-- begin Extracted information --

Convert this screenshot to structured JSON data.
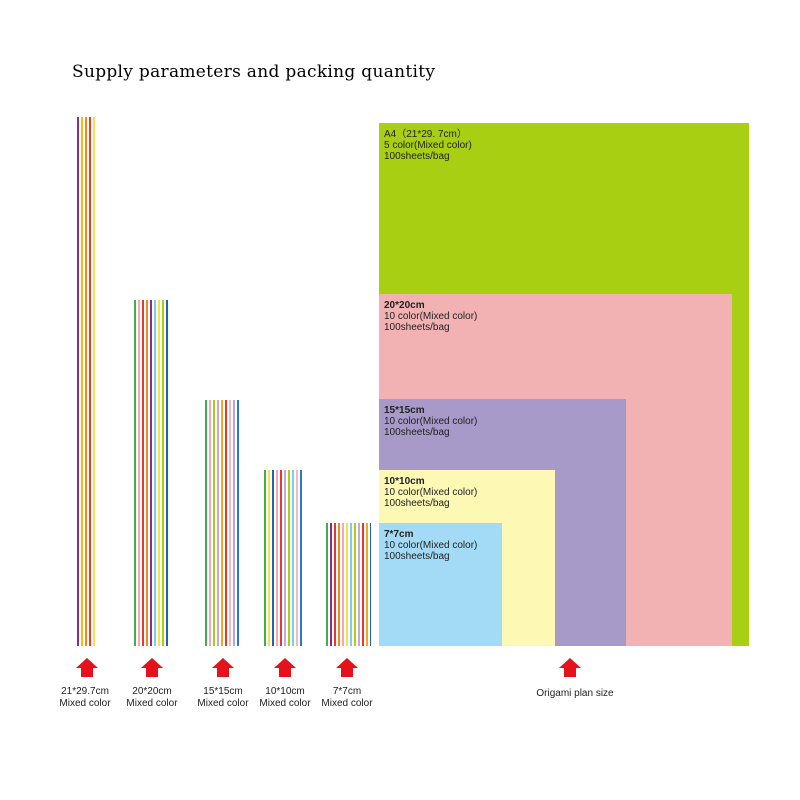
{
  "title": "Supply parameters and packing quantity",
  "colors": {
    "a4": "#a8cf12",
    "s20": "#f2b2b3",
    "s15": "#a79ac8",
    "s10": "#fdf8b4",
    "s7": "#a3dbf6",
    "arrow": "#e5121c"
  },
  "stacks": [
    {
      "size": "21*29.7cm",
      "color_label": "Mixed color",
      "line_colors": [
        "#8e2a8e",
        "#ffffff",
        "#f6c100",
        "#ffffff",
        "#f08a1c",
        "#ffffff",
        "#e6392f",
        "#ffffff",
        "#f6e14b"
      ]
    },
    {
      "size": "20*20cm",
      "color_label": "Mixed color",
      "line_colors": [
        "#3cb04a",
        "#ffffff",
        "#f4a7b9",
        "#ffffff",
        "#e6392f",
        "#ffffff",
        "#f08a1c",
        "#ffffff",
        "#8e2a8e",
        "#ffffff",
        "#7ccdf0",
        "#ffffff",
        "#f6e14b",
        "#ffffff",
        "#a8cf12",
        "#ffffff",
        "#1e64b4"
      ]
    },
    {
      "size": "15*15cm",
      "color_label": "Mixed color",
      "line_colors": [
        "#3cb04a",
        "#ffffff",
        "#f4a7b9",
        "#ffffff",
        "#a8cf12",
        "#ffffff",
        "#c7a6d9",
        "#ffffff",
        "#f6a623",
        "#ffffff",
        "#e6392f",
        "#ffffff",
        "#f2b8c6",
        "#ffffff",
        "#b6a6e0",
        "#ffffff",
        "#2a78c8"
      ]
    },
    {
      "size": "10*10cm",
      "color_label": "Mixed color",
      "line_colors": [
        "#3cb04a",
        "#ffffff",
        "#f6e14b",
        "#ffffff",
        "#1e64b4",
        "#ffffff",
        "#f4a7b9",
        "#ffffff",
        "#e6392f",
        "#ffffff",
        "#c7a6d9",
        "#ffffff",
        "#a8cf12",
        "#ffffff",
        "#7ccdf0",
        "#ffffff",
        "#f2b8c6",
        "#ffffff",
        "#2a78c8"
      ]
    },
    {
      "size": "7*7cm",
      "color_label": "Mixed color",
      "line_colors": [
        "#3cb04a",
        "#ffffff",
        "#8e2a8e",
        "#ffffff",
        "#e6392f",
        "#ffffff",
        "#f08a1c",
        "#ffffff",
        "#f4a7b9",
        "#ffffff",
        "#f6e14b",
        "#ffffff",
        "#7ccdf0",
        "#ffffff",
        "#a8cf12",
        "#ffffff",
        "#c7a6d9",
        "#ffffff",
        "#e6392f",
        "#ffffff",
        "#f6a623",
        "#ffffff",
        "#1e64b4"
      ]
    }
  ],
  "panels": {
    "a4": {
      "size": "A4（21*29. 7cm）",
      "colors": "5 color(Mixed color)",
      "qty": "100sheets/bag"
    },
    "s20": {
      "size": "20*20cm",
      "colors": "10 color(Mixed color)",
      "qty": "100sheets/bag"
    },
    "s15": {
      "size": "15*15cm",
      "colors": "10 color(Mixed color)",
      "qty": "100sheets/bag"
    },
    "s10": {
      "size": "10*10cm",
      "colors": "10 color(Mixed color)",
      "qty": "100sheets/bag"
    },
    "s7": {
      "size": "7*7cm",
      "colors": "10 color(Mixed color)",
      "qty": "100sheets/bag"
    }
  },
  "plan_caption": "Origami plan size"
}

-- end Extracted information --

Written exercise: Without including any pictures, print all of the material exactly as given.

Solved problem:
Convert this screenshot to structured JSON data.
{
  "title": "Supply parameters and packing quantity",
  "colors": {
    "a4": "#a8cf12",
    "s20": "#f2b2b3",
    "s15": "#a79ac8",
    "s10": "#fdf8b4",
    "s7": "#a3dbf6",
    "arrow": "#e5121c"
  },
  "stacks": [
    {
      "size": "21*29.7cm",
      "color_label": "Mixed color",
      "line_colors": [
        "#8e2a8e",
        "#ffffff",
        "#f6c100",
        "#ffffff",
        "#f08a1c",
        "#ffffff",
        "#e6392f",
        "#ffffff",
        "#f6e14b"
      ]
    },
    {
      "size": "20*20cm",
      "color_label": "Mixed color",
      "line_colors": [
        "#3cb04a",
        "#ffffff",
        "#f4a7b9",
        "#ffffff",
        "#e6392f",
        "#ffffff",
        "#f08a1c",
        "#ffffff",
        "#8e2a8e",
        "#ffffff",
        "#7ccdf0",
        "#ffffff",
        "#f6e14b",
        "#ffffff",
        "#a8cf12",
        "#ffffff",
        "#1e64b4"
      ]
    },
    {
      "size": "15*15cm",
      "color_label": "Mixed color",
      "line_colors": [
        "#3cb04a",
        "#ffffff",
        "#f4a7b9",
        "#ffffff",
        "#a8cf12",
        "#ffffff",
        "#c7a6d9",
        "#ffffff",
        "#f6a623",
        "#ffffff",
        "#e6392f",
        "#ffffff",
        "#f2b8c6",
        "#ffffff",
        "#b6a6e0",
        "#ffffff",
        "#2a78c8"
      ]
    },
    {
      "size": "10*10cm",
      "color_label": "Mixed color",
      "line_colors": [
        "#3cb04a",
        "#ffffff",
        "#f6e14b",
        "#ffffff",
        "#1e64b4",
        "#ffffff",
        "#f4a7b9",
        "#ffffff",
        "#e6392f",
        "#ffffff",
        "#c7a6d9",
        "#ffffff",
        "#a8cf12",
        "#ffffff",
        "#7ccdf0",
        "#ffffff",
        "#f2b8c6",
        "#ffffff",
        "#2a78c8"
      ]
    },
    {
      "size": "7*7cm",
      "color_label": "Mixed color",
      "line_colors": [
        "#3cb04a",
        "#ffffff",
        "#8e2a8e",
        "#ffffff",
        "#e6392f",
        "#ffffff",
        "#f08a1c",
        "#ffffff",
        "#f4a7b9",
        "#ffffff",
        "#f6e14b",
        "#ffffff",
        "#7ccdf0",
        "#ffffff",
        "#a8cf12",
        "#ffffff",
        "#c7a6d9",
        "#ffffff",
        "#e6392f",
        "#ffffff",
        "#f6a623",
        "#ffffff",
        "#1e64b4"
      ]
    }
  ],
  "panels": {
    "a4": {
      "size": "A4（21*29. 7cm）",
      "colors": "5 color(Mixed color)",
      "qty": "100sheets/bag"
    },
    "s20": {
      "size": "20*20cm",
      "colors": "10 color(Mixed color)",
      "qty": "100sheets/bag"
    },
    "s15": {
      "size": "15*15cm",
      "colors": "10 color(Mixed color)",
      "qty": "100sheets/bag"
    },
    "s10": {
      "size": "10*10cm",
      "colors": "10 color(Mixed color)",
      "qty": "100sheets/bag"
    },
    "s7": {
      "size": "7*7cm",
      "colors": "10 color(Mixed color)",
      "qty": "100sheets/bag"
    }
  },
  "plan_caption": "Origami plan size"
}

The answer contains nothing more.